## Goal:
Write out every line of the records below as a numbered list, omitting any blank lines.

·····

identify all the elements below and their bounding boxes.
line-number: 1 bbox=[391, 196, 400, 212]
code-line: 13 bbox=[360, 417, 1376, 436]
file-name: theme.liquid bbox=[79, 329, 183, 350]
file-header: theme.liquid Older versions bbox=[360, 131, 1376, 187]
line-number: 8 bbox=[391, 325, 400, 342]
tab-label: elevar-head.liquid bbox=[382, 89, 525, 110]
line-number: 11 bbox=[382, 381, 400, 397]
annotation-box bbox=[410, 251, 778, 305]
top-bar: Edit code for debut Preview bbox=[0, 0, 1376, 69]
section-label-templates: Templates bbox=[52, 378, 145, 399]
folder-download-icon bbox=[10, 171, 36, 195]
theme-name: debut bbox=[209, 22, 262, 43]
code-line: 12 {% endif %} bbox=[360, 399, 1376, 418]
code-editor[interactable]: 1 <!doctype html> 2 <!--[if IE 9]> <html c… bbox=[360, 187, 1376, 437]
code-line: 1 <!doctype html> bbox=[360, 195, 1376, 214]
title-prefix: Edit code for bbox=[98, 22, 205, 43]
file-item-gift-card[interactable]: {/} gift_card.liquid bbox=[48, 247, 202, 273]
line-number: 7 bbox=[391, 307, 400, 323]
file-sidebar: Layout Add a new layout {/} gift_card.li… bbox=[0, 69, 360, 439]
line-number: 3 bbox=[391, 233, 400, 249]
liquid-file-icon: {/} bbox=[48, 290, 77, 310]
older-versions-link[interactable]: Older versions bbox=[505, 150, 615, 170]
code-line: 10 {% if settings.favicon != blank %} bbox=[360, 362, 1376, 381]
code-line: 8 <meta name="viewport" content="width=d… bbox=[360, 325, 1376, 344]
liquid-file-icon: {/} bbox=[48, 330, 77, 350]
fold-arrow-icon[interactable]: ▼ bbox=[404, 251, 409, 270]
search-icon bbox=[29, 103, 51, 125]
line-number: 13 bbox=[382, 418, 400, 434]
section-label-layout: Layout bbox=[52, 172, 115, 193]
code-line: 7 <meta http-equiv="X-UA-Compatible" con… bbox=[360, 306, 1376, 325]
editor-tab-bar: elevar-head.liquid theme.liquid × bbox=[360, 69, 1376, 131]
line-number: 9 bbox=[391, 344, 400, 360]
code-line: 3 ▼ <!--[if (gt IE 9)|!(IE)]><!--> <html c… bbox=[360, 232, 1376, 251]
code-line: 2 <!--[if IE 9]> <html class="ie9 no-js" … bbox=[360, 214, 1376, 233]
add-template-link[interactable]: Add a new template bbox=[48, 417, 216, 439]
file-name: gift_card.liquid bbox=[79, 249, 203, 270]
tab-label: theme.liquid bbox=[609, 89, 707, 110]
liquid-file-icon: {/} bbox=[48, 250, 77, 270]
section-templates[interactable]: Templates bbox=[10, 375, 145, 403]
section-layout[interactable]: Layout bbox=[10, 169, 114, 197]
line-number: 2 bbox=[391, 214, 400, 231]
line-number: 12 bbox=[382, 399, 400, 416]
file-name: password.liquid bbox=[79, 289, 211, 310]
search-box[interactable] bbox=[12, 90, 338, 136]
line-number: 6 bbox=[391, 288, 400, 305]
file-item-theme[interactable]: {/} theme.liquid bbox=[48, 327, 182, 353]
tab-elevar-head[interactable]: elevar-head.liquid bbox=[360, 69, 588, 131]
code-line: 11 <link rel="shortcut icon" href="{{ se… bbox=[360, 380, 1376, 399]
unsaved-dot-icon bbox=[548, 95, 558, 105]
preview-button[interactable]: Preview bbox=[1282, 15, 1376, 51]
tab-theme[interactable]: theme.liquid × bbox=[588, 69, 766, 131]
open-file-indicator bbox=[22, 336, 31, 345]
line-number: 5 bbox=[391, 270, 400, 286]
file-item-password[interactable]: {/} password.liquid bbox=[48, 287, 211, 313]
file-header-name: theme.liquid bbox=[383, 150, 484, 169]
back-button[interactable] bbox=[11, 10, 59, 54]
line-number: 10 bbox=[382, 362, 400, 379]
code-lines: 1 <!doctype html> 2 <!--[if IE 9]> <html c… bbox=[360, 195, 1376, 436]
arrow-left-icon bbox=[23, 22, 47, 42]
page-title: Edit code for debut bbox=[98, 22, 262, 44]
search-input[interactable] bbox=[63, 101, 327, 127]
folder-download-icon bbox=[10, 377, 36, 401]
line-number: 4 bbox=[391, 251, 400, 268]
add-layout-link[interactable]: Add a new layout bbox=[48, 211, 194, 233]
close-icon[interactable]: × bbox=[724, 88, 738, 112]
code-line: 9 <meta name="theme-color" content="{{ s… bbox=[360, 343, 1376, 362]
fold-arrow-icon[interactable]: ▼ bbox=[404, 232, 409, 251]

·····

## Task answer:
1. identify all the elements below and their bounding boxes.
2. line-number: 1 bbox=[391, 196, 400, 212]
3. code-line: 13 bbox=[360, 417, 1376, 436]
4. file-name: theme.liquid bbox=[79, 329, 183, 350]
5. file-header: theme.liquid Older versions bbox=[360, 131, 1376, 187]
6. line-number: 8 bbox=[391, 325, 400, 342]
7. tab-label: elevar-head.liquid bbox=[382, 89, 525, 110]
8. line-number: 11 bbox=[382, 381, 400, 397]
9. annotation-box bbox=[410, 251, 778, 305]
10. top-bar: Edit code for debut Preview bbox=[0, 0, 1376, 69]
11. section-label-templates: Templates bbox=[52, 378, 145, 399]
12. folder-download-icon bbox=[10, 171, 36, 195]
13. theme-name: debut bbox=[209, 22, 262, 43]
14. code-line: 12 {% endif %} bbox=[360, 399, 1376, 418]
15. code-editor[interactable]: 1 <!doctype html> 2 <!--[if IE 9]> <html c… bbox=[360, 187, 1376, 437]
16. code-line: 1 <!doctype html> bbox=[360, 195, 1376, 214]
17. title-prefix: Edit code for bbox=[98, 22, 205, 43]
18. file-item-gift-card[interactable]: {/} gift_card.liquid bbox=[48, 247, 202, 273]
19. line-number: 7 bbox=[391, 307, 400, 323]
20. file-sidebar: Layout Add a new layout {/} gift_card.li… bbox=[0, 69, 360, 439]
21. line-number: 3 bbox=[391, 233, 400, 249]
22. liquid-file-icon: {/} bbox=[48, 290, 77, 310]
23. older-versions-link[interactable]: Older versions bbox=[505, 150, 615, 170]
24. code-line: 10 {% if settings.favicon != blank %} bbox=[360, 362, 1376, 381]
25. code-line: 8 <meta name="viewport" content="width=d… bbox=[360, 325, 1376, 344]
26. liquid-file-icon: {/} bbox=[48, 330, 77, 350]
27. fold-arrow-icon[interactable]: ▼ bbox=[404, 251, 409, 270]
28. search-icon bbox=[29, 103, 51, 125]
29. line-number: 13 bbox=[382, 418, 400, 434]
30. section-label-layout: Layout bbox=[52, 172, 115, 193]
31. code-line: 7 <meta http-equiv="X-UA-Compatible" con… bbox=[360, 306, 1376, 325]
32. editor-tab-bar: elevar-head.liquid theme.liquid × bbox=[360, 69, 1376, 131]
33. line-number: 9 bbox=[391, 344, 400, 360]
34. code-line: 3 ▼ <!--[if (gt IE 9)|!(IE)]><!--> <html c… bbox=[360, 232, 1376, 251]
35. code-line: 2 <!--[if IE 9]> <html class="ie9 no-js" … bbox=[360, 214, 1376, 233]
36. add-template-link[interactable]: Add a new template bbox=[48, 417, 216, 439]
37. file-name: gift_card.liquid bbox=[79, 249, 203, 270]
38. tab-label: theme.liquid bbox=[609, 89, 707, 110]
39. liquid-file-icon: {/} bbox=[48, 250, 77, 270]
40. section-templates[interactable]: Templates bbox=[10, 375, 145, 403]
41. section-layout[interactable]: Layout bbox=[10, 169, 114, 197]
42. line-number: 2 bbox=[391, 214, 400, 231]
43. line-number: 12 bbox=[382, 399, 400, 416]
44. file-name: password.liquid bbox=[79, 289, 211, 310]
45. search-box[interactable] bbox=[12, 90, 338, 136]
46. line-number: 6 bbox=[391, 288, 400, 305]
47. file-item-theme[interactable]: {/} theme.liquid bbox=[48, 327, 182, 353]
48. tab-elevar-head[interactable]: elevar-head.liquid bbox=[360, 69, 588, 131]
49. code-line: 11 <link rel="shortcut icon" href="{{ se… bbox=[360, 380, 1376, 399]
50. unsaved-dot-icon bbox=[548, 95, 558, 105]
51. preview-button[interactable]: Preview bbox=[1282, 15, 1376, 51]
52. tab-theme[interactable]: theme.liquid × bbox=[588, 69, 766, 131]
53. open-file-indicator bbox=[22, 336, 31, 345]
54. line-number: 5 bbox=[391, 270, 400, 286]
55. file-item-password[interactable]: {/} password.liquid bbox=[48, 287, 211, 313]
56. file-header-name: theme.liquid bbox=[383, 150, 484, 169]
57. back-button[interactable] bbox=[11, 10, 59, 54]
58. line-number: 10 bbox=[382, 362, 400, 379]
59. code-lines: 1 <!doctype html> 2 <!--[if IE 9]> <html c… bbox=[360, 195, 1376, 436]
60. arrow-left-icon bbox=[23, 22, 47, 42]
61. page-title: Edit code for debut bbox=[98, 22, 262, 44]
62. search-input[interactable] bbox=[63, 101, 327, 127]
63. folder-download-icon bbox=[10, 377, 36, 401]
64. line-number: 4 bbox=[391, 251, 400, 268]
65. add-layout-link[interactable]: Add a new layout bbox=[48, 211, 194, 233]
66. close-icon[interactable]: × bbox=[724, 88, 738, 112]
67. code-line: 9 <meta name="theme-color" content="{{ s… bbox=[360, 343, 1376, 362]
68. fold-arrow-icon[interactable]: ▼ bbox=[404, 232, 409, 251]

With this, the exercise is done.